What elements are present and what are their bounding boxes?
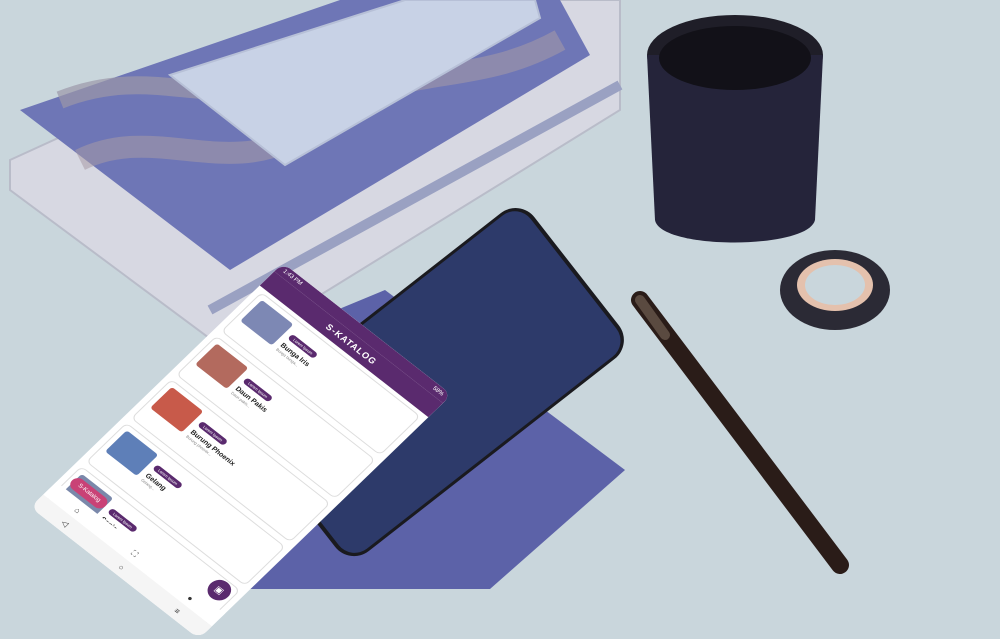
home-icon[interactable]: ⌂ [73, 505, 83, 514]
cup-opening [659, 26, 811, 90]
profile-icon[interactable]: ● [185, 593, 195, 602]
scan-icon[interactable]: ⛶ [128, 549, 140, 559]
home-nav-icon[interactable]: ○ [116, 562, 126, 571]
washi-tape-hole [805, 265, 865, 305]
recents-icon[interactable]: ≡ [172, 606, 182, 615]
back-icon[interactable]: ◁ [60, 518, 71, 528]
chat-icon: ▣ [212, 583, 227, 596]
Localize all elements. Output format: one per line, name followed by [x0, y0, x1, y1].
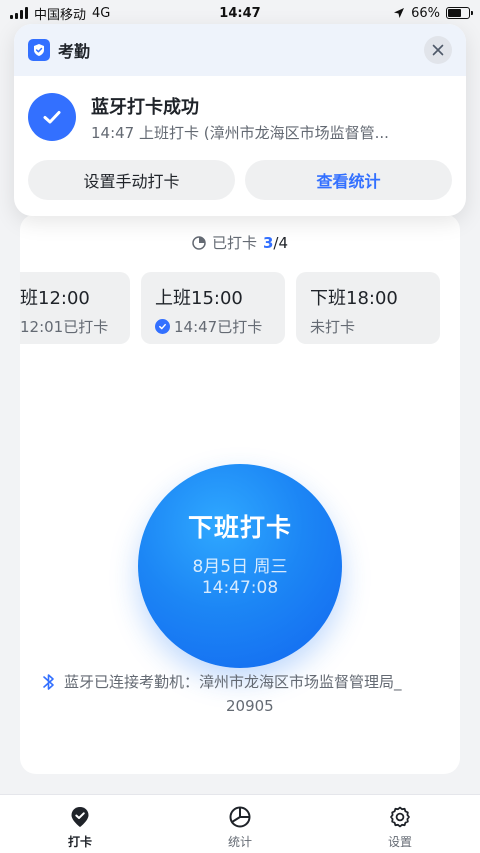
clock-out-button[interactable]: 下班打卡 8月5日 周三 14:47:08	[138, 464, 342, 668]
app-name: 考勤	[58, 42, 91, 61]
progress-label: 已打卡	[211, 234, 257, 252]
shift-list[interactable]: 班12:00 12:01已打卡 上班15:00 14:47已打卡 下班18:00…	[20, 272, 460, 346]
tab-label: 统计	[227, 835, 252, 849]
network-label: 4G	[92, 5, 111, 21]
manual-checkin-settings-button[interactable]: 设置手动打卡	[28, 160, 235, 200]
bluetooth-status: 蓝牙已连接考勤机：漳州市龙海区市场监督管理局_ 20905	[42, 670, 452, 718]
battery-percent: 66%	[411, 5, 440, 21]
stats-pie-icon	[229, 806, 251, 828]
bluetooth-icon	[43, 674, 54, 690]
close-icon[interactable]	[424, 36, 452, 64]
checkin-progress: 已打卡 3/4	[20, 232, 460, 253]
battery-fill	[448, 9, 462, 17]
tab-checkin[interactable]: 打卡	[25, 805, 135, 850]
status-left: 中国移动 4G	[10, 4, 110, 23]
shift-status: 14:47已打卡	[174, 318, 263, 336]
app-shield-icon	[28, 39, 50, 61]
tab-label: 设置	[387, 835, 412, 849]
tab-label: 打卡	[67, 835, 92, 849]
clock-button-time: 14:47:08	[201, 578, 279, 598]
notification-title: 蓝牙打卡成功	[91, 97, 199, 118]
status-time: 14:47	[219, 5, 261, 21]
gear-icon	[390, 806, 410, 828]
notification-subtitle: 14:47 上班打卡 (漳州市龙海区市场监督管...	[91, 124, 389, 142]
checkin-card: 已打卡 3/4 班12:00 12:01已打卡 上班15:00 14:47已打卡…	[20, 214, 460, 774]
status-bar: 中国移动 4G 14:47 66%	[0, 0, 480, 26]
notification-body: 蓝牙打卡成功 14:47 上班打卡 (漳州市龙海区市场监督管...	[14, 76, 466, 158]
shift-card-1500[interactable]: 上班15:00 14:47已打卡	[141, 272, 285, 344]
shift-status: 未打卡	[310, 318, 356, 336]
battery-icon	[446, 7, 473, 19]
notification-banner[interactable]: 考勤 蓝牙打卡成功 14:47 上班打卡 (漳州市龙海区市场监督管... 设置手…	[14, 24, 466, 216]
carrier-label: 中国移动	[34, 7, 87, 23]
progress-total: /4	[273, 233, 289, 252]
notification-header: 考勤	[14, 24, 466, 76]
success-check-icon	[28, 93, 76, 141]
shift-title: 下班18:00	[310, 288, 398, 309]
bottom-tab-bar: 打卡 统计 设置	[0, 794, 480, 853]
progress-pie-icon	[192, 235, 206, 250]
tab-settings[interactable]: 设置	[345, 805, 455, 850]
shift-card-1800[interactable]: 下班18:00 未打卡	[296, 272, 440, 344]
shift-title: 上班15:00	[155, 288, 243, 309]
tab-stats[interactable]: 统计	[185, 805, 295, 850]
checked-icon	[155, 319, 170, 334]
view-stats-button[interactable]: 查看统计	[245, 160, 452, 200]
shift-card-1200[interactable]: 班12:00 12:01已打卡	[20, 272, 130, 344]
shift-title: 班12:00	[20, 288, 90, 309]
clock-button-label: 下班打卡	[187, 513, 292, 542]
checkin-pin-icon	[71, 807, 89, 827]
bluetooth-device-id: 20905	[226, 697, 274, 715]
signal-icon	[10, 7, 28, 19]
notification-actions: 设置手动打卡 查看统计	[14, 158, 466, 200]
bluetooth-text: 蓝牙已连接考勤机：漳州市龙海区市场监督管理局_	[64, 673, 402, 691]
location-arrow-icon	[394, 8, 405, 18]
shift-status: 12:01已打卡	[20, 318, 109, 336]
progress-done: 3	[262, 233, 274, 252]
status-right: 66%	[393, 5, 473, 21]
clock-button-date: 8月5日 周三	[192, 557, 288, 577]
shift-status-row: 14:47已打卡	[155, 316, 271, 337]
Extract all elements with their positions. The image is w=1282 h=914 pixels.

GOAL: Please write out the lines from the one containing "clock-out-button[interactable]: 下班打卡 8月5日" up to and including the one containing "shift-list[interactable]: 班12:00 12:01已打卡", copying each line in the records exactly as it appears.

SOLUTION TO THIS EXERCISE:
clock-out-button[interactable]: 下班打卡 8月5日 周三 14:47:08	[138, 464, 342, 668]
app-name: 考勤	[58, 42, 91, 61]
progress-label: 已打卡	[211, 234, 257, 252]
shift-list[interactable]: 班12:00 12:01已打卡 上班15:00 14:47已打卡 下班18:00…	[20, 272, 460, 346]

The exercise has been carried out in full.